— RECORDS —
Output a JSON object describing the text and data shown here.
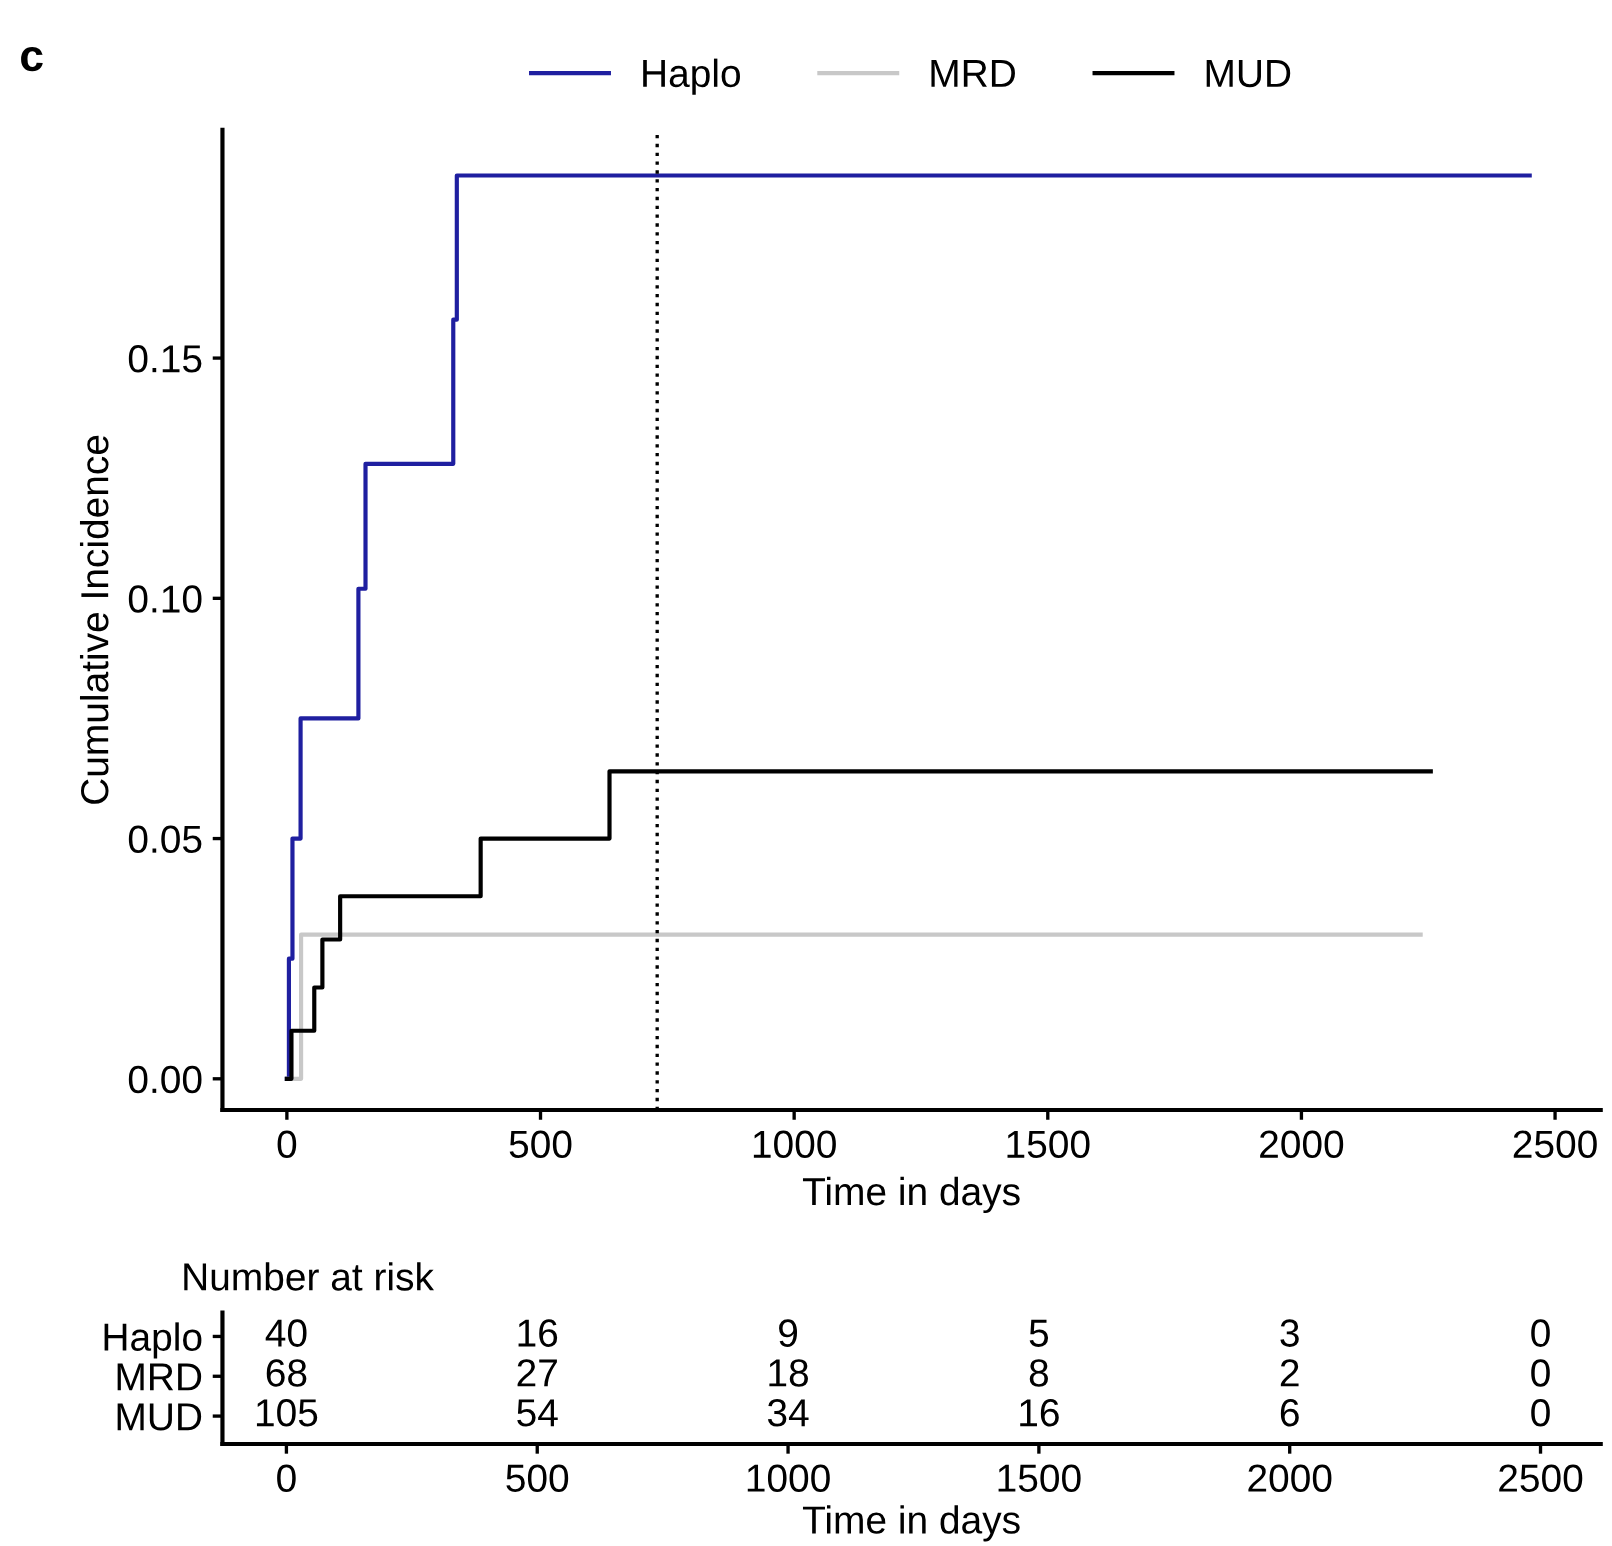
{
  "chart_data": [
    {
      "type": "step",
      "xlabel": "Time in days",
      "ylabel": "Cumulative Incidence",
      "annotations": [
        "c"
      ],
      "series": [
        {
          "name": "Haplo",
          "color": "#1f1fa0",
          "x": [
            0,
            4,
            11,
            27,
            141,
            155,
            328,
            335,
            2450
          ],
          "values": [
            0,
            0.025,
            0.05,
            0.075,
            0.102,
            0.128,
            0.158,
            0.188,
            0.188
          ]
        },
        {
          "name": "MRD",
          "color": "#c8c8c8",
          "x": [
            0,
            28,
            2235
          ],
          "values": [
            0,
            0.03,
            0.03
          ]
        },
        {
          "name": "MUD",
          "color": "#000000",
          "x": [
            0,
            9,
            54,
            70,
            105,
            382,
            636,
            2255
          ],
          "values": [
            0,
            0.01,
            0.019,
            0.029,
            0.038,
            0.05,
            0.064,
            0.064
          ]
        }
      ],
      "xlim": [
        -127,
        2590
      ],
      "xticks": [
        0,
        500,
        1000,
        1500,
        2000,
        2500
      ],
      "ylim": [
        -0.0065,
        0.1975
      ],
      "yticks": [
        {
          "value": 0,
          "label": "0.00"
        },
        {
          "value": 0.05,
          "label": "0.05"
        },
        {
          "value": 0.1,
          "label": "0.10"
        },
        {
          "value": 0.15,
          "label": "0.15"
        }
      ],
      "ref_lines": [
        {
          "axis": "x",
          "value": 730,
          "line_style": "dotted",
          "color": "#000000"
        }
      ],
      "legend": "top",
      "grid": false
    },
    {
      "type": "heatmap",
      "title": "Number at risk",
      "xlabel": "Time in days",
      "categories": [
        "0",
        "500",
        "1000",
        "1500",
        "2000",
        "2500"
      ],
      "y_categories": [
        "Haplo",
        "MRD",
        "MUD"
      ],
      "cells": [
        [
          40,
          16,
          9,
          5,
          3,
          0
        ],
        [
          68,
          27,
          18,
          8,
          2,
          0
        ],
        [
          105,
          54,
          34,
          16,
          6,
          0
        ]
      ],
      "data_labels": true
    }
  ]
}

— AIM OF THE TASK —
Leave out the pictures and print every line of the data exactly.

— THE REPLY —
Output a JSON object describing the text and data shown here.
{
  "chart_data": [
    {
      "type": "step",
      "xlabel": "Time in days",
      "ylabel": "Cumulative Incidence",
      "annotations": [
        "c"
      ],
      "series": [
        {
          "name": "Haplo",
          "color": "#1f1fa0",
          "x": [
            0,
            4,
            11,
            27,
            141,
            155,
            328,
            335,
            2450
          ],
          "values": [
            0,
            0.025,
            0.05,
            0.075,
            0.102,
            0.128,
            0.158,
            0.188,
            0.188
          ]
        },
        {
          "name": "MRD",
          "color": "#c8c8c8",
          "x": [
            0,
            28,
            2235
          ],
          "values": [
            0,
            0.03,
            0.03
          ]
        },
        {
          "name": "MUD",
          "color": "#000000",
          "x": [
            0,
            9,
            54,
            70,
            105,
            382,
            636,
            2255
          ],
          "values": [
            0,
            0.01,
            0.019,
            0.029,
            0.038,
            0.05,
            0.064,
            0.064
          ]
        }
      ],
      "xlim": [
        -127,
        2590
      ],
      "xticks": [
        0,
        500,
        1000,
        1500,
        2000,
        2500
      ],
      "ylim": [
        -0.0065,
        0.1975
      ],
      "yticks": [
        {
          "value": 0,
          "label": "0.00"
        },
        {
          "value": 0.05,
          "label": "0.05"
        },
        {
          "value": 0.1,
          "label": "0.10"
        },
        {
          "value": 0.15,
          "label": "0.15"
        }
      ],
      "ref_lines": [
        {
          "axis": "x",
          "value": 730,
          "line_style": "dotted",
          "color": "#000000"
        }
      ],
      "legend": "top",
      "grid": false
    },
    {
      "type": "heatmap",
      "title": "Number at risk",
      "xlabel": "Time in days",
      "categories": [
        "0",
        "500",
        "1000",
        "1500",
        "2000",
        "2500"
      ],
      "y_categories": [
        "Haplo",
        "MRD",
        "MUD"
      ],
      "cells": [
        [
          40,
          16,
          9,
          5,
          3,
          0
        ],
        [
          68,
          27,
          18,
          8,
          2,
          0
        ],
        [
          105,
          54,
          34,
          16,
          6,
          0
        ]
      ],
      "data_labels": true
    }
  ]
}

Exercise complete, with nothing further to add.